- Given instruction:
Find every line with the word "يحيى". Copy those lines.
━━━ Listed records
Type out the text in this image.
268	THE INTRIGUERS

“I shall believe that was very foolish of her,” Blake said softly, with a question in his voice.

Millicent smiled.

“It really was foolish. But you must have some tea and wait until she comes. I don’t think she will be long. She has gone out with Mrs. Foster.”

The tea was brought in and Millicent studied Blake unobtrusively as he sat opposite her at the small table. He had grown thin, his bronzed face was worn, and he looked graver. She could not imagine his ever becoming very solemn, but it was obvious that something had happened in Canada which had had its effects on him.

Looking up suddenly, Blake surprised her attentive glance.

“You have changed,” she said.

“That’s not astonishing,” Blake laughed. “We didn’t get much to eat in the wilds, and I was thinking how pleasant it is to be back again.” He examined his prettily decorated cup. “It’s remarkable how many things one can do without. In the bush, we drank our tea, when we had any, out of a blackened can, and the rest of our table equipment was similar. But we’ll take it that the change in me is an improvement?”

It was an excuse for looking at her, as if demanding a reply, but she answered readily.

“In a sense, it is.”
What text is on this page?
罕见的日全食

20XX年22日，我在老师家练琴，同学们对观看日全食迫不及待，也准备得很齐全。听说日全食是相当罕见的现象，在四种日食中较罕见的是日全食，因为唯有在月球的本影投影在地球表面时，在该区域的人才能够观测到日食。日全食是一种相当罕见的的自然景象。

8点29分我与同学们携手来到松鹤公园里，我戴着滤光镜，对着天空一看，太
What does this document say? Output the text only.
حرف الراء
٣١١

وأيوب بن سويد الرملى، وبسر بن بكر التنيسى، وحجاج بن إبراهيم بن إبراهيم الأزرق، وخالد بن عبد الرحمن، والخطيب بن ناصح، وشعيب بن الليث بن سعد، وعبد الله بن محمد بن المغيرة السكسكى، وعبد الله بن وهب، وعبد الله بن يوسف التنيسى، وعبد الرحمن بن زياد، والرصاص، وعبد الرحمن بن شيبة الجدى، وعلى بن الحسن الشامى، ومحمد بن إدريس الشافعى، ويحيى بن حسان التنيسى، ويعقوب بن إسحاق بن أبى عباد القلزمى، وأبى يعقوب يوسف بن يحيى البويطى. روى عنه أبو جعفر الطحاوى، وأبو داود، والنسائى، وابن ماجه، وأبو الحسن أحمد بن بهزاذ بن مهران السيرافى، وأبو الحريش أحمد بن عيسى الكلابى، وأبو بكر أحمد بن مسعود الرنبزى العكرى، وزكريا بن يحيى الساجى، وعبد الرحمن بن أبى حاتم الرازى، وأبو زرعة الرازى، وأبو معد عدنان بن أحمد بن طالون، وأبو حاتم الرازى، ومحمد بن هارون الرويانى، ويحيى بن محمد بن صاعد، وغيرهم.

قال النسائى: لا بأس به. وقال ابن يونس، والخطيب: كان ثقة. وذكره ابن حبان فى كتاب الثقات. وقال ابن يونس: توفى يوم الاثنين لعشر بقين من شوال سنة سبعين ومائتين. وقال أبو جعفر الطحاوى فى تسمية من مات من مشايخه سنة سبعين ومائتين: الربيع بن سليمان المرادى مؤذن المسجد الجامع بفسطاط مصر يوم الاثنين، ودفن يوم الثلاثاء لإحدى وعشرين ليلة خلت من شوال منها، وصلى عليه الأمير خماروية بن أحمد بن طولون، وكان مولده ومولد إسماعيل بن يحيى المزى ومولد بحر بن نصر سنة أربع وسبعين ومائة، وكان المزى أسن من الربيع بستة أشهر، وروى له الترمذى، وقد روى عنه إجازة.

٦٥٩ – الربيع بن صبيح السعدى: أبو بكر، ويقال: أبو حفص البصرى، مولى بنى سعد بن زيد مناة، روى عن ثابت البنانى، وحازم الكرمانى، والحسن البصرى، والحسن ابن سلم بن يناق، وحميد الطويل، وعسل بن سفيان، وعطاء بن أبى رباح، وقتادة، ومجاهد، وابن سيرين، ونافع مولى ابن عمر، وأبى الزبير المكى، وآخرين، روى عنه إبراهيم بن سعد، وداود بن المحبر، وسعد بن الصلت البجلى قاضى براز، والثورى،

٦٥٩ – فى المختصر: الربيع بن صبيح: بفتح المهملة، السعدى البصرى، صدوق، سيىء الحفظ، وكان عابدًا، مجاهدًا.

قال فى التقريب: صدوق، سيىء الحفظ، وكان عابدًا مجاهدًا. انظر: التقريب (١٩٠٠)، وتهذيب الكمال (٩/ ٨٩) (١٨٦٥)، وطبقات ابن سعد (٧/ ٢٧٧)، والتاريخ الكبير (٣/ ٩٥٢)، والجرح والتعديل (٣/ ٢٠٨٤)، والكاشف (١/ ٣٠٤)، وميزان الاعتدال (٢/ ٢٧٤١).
━━━━━━
- Task solution:
وأيوب بن سويد الرملى، وبسر بن بكر التنيسى، وحجاج بن إبراهيم بن إبراهيم الأزرق، وخالد بن عبد الرحمن، والخطيب بن ناصح، وشعيب بن الليث بن سعد، وعبد الله بن محمد بن المغيرة السكسكى، وعبد الله بن وهب، وعبد الله بن يوسف التنيسى، وعبد الرحمن بن زياد، والرصاص، وعبد الرحمن بن شيبة الجدى، وعلى بن الحسن الشامى، ومحمد بن إدريس الشافعى، ويحيى بن حسان التنيسى، ويعقوب بن إسحاق بن أبى عباد القلزمى، وأبى يعقوب يوسف بن يحيى البويطى. روى عنه أبو جعفر الطحاوى، وأبو داود، والنسائى، وابن ماجه، وأبو الحسن أحمد بن بهزاذ بن مهران السيرافى، وأبو الحريش أحمد بن عيسى الكلابى، وأبو بكر أحمد بن مسعود الرنبزى العكرى، وزكريا بن يحيى الساجى، وعبد الرحمن بن أبى حاتم الرازى، وأبو زرعة الرازى، وأبو معد عدنان بن أحمد بن طالون، وأبو حاتم الرازى، ومحمد بن هارون الرويانى، ويحيى بن محمد بن صاعد، وغيرهم.
قال النسائى: لا بأس به. وقال ابن يونس، والخطيب: كان ثقة. وذكره ابن حبان فى كتاب الثقات. وقال ابن يونس: توفى يوم الاثنين لعشر بقين من شوال سنة سبعين ومائتين. وقال أبو جعفر الطحاوى فى تسمية من مات من مشايخه سنة سبعين ومائتين: الربيع بن سليمان المرادى مؤذن المسجد الجامع بفسطاط مصر يوم الاثنين، ودفن يوم الثلاثاء لإحدى وعشرين ليلة خلت من شوال منها، وصلى عليه الأمير خماروية بن أحمد بن طولون، وكان مولده ومولد إسماعيل بن يحيى المزى ومولد بحر بن نصر سنة أربع وسبعين ومائة، وكان المزى أسن من الربيع بستة أشهر، وروى له الترمذى، وقد روى عنه إجازة.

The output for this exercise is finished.